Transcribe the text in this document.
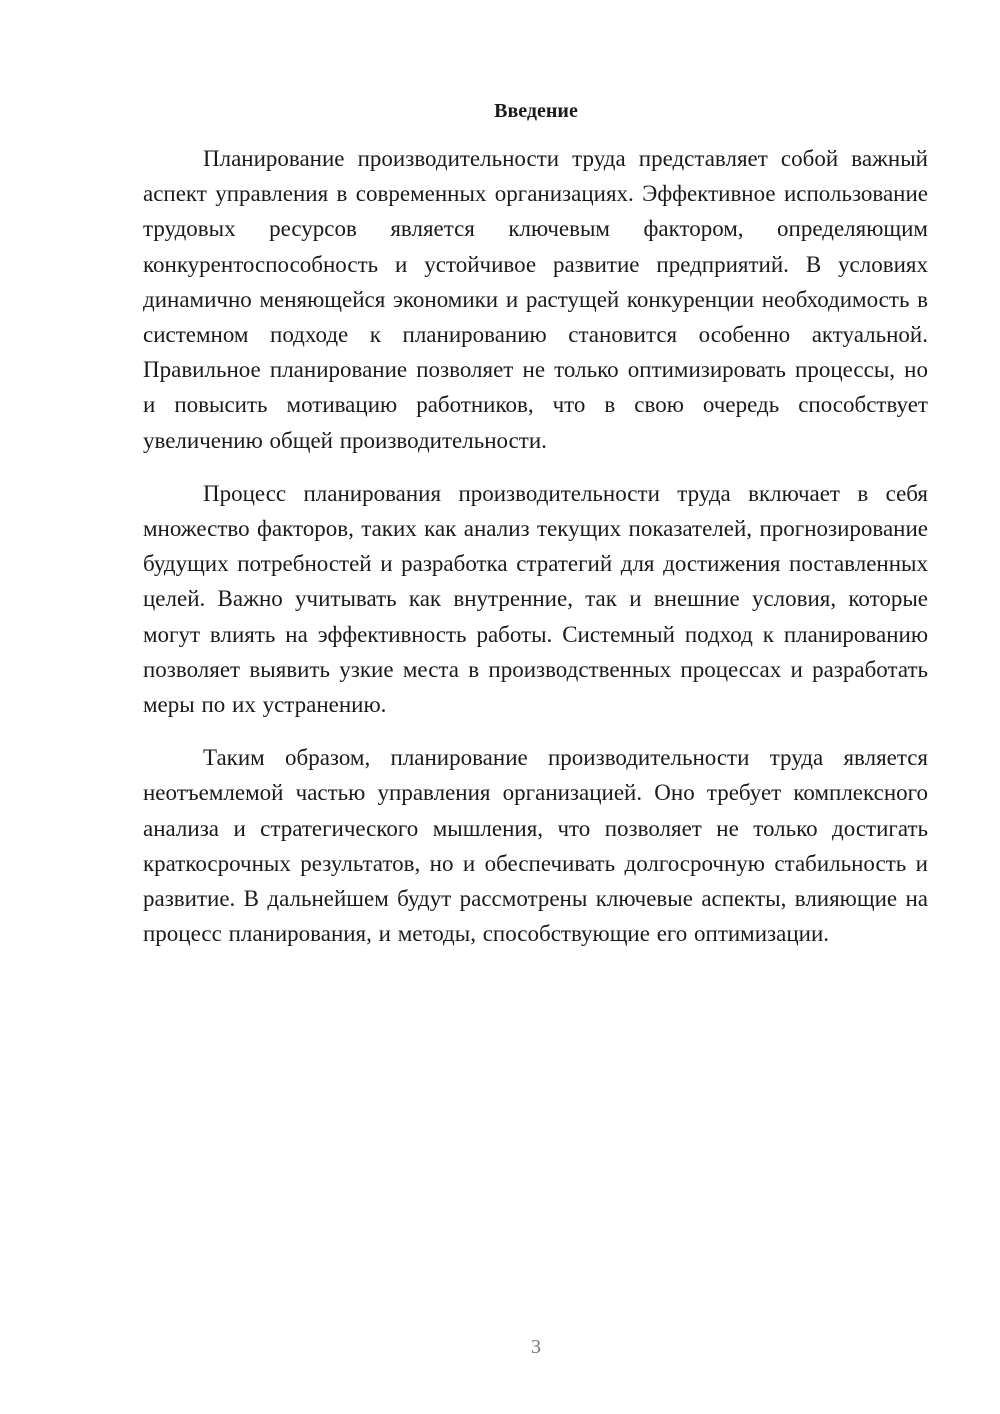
Введение

Планирование производительности труда представляет собой важный аспект управления в современных организациях. Эффективное использование трудовых ресурсов является ключевым фактором, определяющим конкурентоспособность и устойчивое развитие предприятий. В условиях динамично меняющейся экономики и растущей конкуренции необходимость в системном подходе к планированию становится особенно актуальной. Правильное планирование позволяет не только оптимизировать процессы, но и повысить мотивацию работников, что в свою очередь способствует увеличению общей производительности.

Процесс планирования производительности труда включает в себя множество факторов, таких как анализ текущих показателей, прогнозирование будущих потребностей и разработка стратегий для достижения поставленных целей. Важно учитывать как внутренние, так и внешние условия, которые могут влиять на эффективность работы. Системный подход к планированию позволяет выявить узкие места в производственных процессах и разработать меры по их устранению.

Таким образом, планирование производительности труда является неотъемлемой частью управления организацией. Оно требует комплексного анализа и стратегического мышления, что позволяет не только достигать краткосрочных результатов, но и обеспечивать долгосрочную стабильность и развитие. В дальнейшем будут рассмотрены ключевые аспекты, влияющие на процесс планирования, и методы, способствующие его оптимизации.

3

◆ Requirement
Write out the records above once more, word for word, with no pictures.

◆ Solution for this task
Transcribe the text in this document.
Введение

Планирование производительности труда представляет собой важный аспект управления в современных организациях. Эффективное использование трудовых ресурсов является ключевым фактором, определяющим конкурентоспособность и устойчивое развитие предприятий. В условиях динамично меняющейся экономики и растущей конкуренции необходимость в системном подходе к планированию становится особенно актуальной. Правильное планирование позволяет не только оптимизировать процессы, но и повысить мотивацию работников, что в свою очередь способствует увеличению общей производительности.

Процесс планирования производительности труда включает в себя множество факторов, таких как анализ текущих показателей, прогнозирование будущих потребностей и разработка стратегий для достижения поставленных целей. Важно учитывать как внутренние, так и внешние условия, которые могут влиять на эффективность работы. Системный подход к планированию позволяет выявить узкие места в производственных процессах и разработать меры по их устранению.

Таким образом, планирование производительности труда является неотъемлемой частью управления организацией. Оно требует комплексного анализа и стратегического мышления, что позволяет не только достигать краткосрочных результатов, но и обеспечивать долгосрочную стабильность и развитие. В дальнейшем будут рассмотрены ключевые аспекты, влияющие на процесс планирования, и методы, способствующие его оптимизации.

3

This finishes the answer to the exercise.